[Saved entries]

[Start]

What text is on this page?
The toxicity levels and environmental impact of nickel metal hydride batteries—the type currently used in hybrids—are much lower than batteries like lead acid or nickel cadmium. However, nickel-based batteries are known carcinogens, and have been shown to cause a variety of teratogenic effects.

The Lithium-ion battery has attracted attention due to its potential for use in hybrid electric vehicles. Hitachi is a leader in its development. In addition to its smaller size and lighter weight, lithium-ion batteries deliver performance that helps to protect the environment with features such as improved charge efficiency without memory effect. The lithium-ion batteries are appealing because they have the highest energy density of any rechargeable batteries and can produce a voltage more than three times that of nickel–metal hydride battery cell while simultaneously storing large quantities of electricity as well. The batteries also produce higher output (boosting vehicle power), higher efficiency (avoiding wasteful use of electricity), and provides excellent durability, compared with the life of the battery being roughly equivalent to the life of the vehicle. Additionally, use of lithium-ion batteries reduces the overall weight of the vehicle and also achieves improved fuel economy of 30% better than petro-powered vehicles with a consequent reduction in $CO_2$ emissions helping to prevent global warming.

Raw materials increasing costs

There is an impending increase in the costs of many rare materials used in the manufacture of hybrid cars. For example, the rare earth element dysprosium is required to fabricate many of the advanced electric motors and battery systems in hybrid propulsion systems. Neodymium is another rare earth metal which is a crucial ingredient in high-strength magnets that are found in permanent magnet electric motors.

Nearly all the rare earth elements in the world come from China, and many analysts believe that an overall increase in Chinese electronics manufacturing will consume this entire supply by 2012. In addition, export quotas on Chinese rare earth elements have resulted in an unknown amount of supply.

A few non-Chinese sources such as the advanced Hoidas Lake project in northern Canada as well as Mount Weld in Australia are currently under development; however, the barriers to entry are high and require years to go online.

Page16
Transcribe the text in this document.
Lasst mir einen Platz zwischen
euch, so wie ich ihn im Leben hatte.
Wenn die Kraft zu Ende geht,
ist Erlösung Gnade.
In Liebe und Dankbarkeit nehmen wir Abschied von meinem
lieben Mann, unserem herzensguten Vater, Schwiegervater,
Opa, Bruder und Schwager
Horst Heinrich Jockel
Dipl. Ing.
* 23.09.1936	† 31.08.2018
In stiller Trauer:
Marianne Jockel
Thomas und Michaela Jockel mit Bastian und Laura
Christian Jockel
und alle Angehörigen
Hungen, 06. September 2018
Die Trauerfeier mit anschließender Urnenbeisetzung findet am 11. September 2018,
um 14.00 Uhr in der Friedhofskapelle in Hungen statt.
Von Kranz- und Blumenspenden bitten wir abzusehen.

[End]

◆ Objective:
Extract each line holding the word "text" from the records.

◆ Worked answer:
What text is on this page?
Transcribe the text in this document.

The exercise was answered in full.